%%

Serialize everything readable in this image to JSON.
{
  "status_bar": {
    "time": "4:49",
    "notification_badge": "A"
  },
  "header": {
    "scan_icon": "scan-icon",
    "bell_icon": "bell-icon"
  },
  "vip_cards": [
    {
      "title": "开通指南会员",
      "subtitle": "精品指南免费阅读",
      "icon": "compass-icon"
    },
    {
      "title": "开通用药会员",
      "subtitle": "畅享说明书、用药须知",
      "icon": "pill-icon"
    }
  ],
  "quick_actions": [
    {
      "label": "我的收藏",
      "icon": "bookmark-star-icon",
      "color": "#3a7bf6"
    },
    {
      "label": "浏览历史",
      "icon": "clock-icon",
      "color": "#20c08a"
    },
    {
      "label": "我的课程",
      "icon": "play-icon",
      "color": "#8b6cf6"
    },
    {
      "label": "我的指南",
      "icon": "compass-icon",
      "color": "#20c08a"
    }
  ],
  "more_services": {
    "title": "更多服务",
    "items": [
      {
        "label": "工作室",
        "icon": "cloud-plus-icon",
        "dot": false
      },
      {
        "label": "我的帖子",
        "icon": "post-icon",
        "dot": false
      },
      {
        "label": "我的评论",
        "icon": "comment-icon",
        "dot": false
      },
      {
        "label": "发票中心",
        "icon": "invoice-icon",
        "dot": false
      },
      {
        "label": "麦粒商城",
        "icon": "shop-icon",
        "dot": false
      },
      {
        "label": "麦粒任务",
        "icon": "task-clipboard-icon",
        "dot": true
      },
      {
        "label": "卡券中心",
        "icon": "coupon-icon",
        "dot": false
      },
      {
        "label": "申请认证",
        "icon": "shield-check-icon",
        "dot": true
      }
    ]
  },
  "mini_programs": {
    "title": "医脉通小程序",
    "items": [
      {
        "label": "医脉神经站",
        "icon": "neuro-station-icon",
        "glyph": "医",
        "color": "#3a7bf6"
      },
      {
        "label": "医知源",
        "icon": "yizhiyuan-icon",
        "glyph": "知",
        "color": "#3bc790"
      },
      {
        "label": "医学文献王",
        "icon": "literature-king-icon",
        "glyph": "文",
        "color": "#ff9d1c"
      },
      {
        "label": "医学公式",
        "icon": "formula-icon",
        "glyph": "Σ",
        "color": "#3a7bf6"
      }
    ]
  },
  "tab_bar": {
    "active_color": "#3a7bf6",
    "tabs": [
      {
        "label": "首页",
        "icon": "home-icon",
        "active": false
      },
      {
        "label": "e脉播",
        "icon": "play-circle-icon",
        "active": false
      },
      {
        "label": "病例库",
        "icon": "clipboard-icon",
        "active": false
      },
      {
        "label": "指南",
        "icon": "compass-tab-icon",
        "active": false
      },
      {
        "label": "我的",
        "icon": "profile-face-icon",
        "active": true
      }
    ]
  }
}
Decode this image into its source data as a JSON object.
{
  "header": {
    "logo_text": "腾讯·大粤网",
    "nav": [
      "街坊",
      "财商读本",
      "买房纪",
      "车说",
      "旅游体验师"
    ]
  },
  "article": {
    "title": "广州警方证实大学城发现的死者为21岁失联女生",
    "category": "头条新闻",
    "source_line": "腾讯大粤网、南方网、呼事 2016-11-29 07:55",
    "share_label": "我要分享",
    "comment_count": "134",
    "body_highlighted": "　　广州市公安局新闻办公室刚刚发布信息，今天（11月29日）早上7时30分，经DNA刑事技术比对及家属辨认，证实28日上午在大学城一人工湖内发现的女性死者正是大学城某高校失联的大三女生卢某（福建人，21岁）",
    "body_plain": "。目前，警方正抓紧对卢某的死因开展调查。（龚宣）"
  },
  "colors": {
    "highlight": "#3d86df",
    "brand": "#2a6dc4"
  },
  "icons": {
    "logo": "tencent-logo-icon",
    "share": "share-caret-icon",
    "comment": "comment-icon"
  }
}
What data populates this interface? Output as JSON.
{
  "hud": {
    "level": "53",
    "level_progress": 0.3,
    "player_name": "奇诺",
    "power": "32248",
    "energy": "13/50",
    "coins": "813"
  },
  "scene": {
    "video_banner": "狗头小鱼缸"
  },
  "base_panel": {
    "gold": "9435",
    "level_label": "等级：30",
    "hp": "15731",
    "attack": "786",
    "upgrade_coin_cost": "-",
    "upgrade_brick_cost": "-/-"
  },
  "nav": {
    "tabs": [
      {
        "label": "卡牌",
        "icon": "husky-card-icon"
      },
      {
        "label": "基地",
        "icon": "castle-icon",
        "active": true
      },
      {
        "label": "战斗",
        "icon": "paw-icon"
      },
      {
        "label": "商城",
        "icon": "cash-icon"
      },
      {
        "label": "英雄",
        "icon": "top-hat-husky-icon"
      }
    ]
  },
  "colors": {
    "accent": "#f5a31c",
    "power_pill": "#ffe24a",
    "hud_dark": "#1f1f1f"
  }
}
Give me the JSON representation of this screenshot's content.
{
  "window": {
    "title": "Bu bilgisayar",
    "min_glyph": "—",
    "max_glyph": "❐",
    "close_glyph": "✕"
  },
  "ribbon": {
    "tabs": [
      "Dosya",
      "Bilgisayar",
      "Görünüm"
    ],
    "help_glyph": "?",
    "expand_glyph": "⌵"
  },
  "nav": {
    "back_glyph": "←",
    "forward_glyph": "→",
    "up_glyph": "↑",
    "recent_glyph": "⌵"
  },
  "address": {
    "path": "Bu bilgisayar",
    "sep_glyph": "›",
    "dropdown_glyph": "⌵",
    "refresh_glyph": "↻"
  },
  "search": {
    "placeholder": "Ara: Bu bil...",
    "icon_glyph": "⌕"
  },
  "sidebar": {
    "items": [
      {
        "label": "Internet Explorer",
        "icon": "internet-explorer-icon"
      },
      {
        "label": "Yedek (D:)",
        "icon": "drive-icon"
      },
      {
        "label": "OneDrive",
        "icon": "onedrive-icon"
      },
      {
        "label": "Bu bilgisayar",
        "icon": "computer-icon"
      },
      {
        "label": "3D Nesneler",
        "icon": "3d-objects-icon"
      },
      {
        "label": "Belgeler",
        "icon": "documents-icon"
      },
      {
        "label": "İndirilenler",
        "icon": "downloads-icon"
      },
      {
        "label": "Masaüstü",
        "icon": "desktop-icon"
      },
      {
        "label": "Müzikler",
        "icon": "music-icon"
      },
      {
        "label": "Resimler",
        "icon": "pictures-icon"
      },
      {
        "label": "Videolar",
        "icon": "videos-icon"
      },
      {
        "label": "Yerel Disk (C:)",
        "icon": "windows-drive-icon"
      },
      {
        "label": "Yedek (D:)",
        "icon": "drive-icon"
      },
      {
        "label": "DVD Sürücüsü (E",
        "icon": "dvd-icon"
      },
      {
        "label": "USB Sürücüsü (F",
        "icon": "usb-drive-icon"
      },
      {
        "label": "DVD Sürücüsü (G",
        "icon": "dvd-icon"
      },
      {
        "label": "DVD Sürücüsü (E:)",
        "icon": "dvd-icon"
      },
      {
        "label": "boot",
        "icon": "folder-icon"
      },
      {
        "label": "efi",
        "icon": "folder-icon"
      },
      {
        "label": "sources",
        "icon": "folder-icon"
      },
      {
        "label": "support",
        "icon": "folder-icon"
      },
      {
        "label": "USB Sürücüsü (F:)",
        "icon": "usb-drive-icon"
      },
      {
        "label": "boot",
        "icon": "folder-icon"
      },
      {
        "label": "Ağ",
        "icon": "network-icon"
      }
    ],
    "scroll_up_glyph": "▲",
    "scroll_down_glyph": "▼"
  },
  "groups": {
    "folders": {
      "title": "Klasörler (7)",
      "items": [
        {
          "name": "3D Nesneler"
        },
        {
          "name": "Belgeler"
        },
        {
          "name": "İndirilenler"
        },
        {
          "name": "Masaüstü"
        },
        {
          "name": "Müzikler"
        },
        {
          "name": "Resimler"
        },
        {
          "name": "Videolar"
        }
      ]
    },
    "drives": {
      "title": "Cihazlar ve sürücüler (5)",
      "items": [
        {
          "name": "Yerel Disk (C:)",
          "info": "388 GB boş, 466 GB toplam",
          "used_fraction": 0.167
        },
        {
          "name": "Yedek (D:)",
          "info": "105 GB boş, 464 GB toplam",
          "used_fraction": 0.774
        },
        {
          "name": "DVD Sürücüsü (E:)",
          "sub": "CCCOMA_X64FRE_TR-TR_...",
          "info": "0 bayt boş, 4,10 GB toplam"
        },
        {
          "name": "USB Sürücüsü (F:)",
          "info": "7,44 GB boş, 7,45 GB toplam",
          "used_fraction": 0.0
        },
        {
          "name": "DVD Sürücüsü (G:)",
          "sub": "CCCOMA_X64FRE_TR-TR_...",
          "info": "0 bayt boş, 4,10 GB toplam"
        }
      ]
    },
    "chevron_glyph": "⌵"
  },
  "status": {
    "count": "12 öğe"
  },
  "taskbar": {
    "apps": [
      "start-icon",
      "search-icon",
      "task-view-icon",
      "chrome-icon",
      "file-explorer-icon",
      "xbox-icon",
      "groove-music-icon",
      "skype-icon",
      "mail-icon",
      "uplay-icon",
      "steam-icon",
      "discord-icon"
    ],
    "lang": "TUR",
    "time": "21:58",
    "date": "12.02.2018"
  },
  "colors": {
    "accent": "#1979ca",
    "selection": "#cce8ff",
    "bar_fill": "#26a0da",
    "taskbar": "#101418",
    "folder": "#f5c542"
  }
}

%%

> **AIM**: Looking at the entries above, say how many lines contain the word "husky". Only the number is wanted.

> **RESULT OF THIS TASK**: 2